Data listing:
· · · · · · ·

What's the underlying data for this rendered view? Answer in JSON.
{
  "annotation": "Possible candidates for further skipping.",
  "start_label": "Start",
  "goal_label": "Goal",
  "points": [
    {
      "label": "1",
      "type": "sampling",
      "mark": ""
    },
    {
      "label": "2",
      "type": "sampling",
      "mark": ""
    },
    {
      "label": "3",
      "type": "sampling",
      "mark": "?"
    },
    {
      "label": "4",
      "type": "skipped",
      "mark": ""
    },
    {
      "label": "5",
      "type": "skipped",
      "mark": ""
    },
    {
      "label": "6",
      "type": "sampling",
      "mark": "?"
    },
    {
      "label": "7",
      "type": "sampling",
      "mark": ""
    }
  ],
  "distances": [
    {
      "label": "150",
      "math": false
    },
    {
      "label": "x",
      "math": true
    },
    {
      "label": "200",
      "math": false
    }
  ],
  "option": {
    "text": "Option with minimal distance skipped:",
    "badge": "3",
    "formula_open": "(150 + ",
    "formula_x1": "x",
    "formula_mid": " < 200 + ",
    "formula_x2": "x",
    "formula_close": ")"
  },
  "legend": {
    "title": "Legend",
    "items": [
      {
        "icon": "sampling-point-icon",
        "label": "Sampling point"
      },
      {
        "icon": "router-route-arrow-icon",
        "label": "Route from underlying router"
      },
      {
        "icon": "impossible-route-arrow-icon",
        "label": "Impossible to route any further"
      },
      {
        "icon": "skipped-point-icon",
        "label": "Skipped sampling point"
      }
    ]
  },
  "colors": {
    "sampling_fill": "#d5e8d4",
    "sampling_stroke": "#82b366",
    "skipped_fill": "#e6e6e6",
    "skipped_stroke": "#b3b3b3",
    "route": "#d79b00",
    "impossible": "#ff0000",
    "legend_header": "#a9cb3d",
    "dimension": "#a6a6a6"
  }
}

· · · · · · ·

▸ **Problem description**
Look through the data and gather every line with the string "arrow" in it.

▸ **Reply to the task**
        "icon": "router-route-arrow-icon",
        "icon": "impossible-route-arrow-icon",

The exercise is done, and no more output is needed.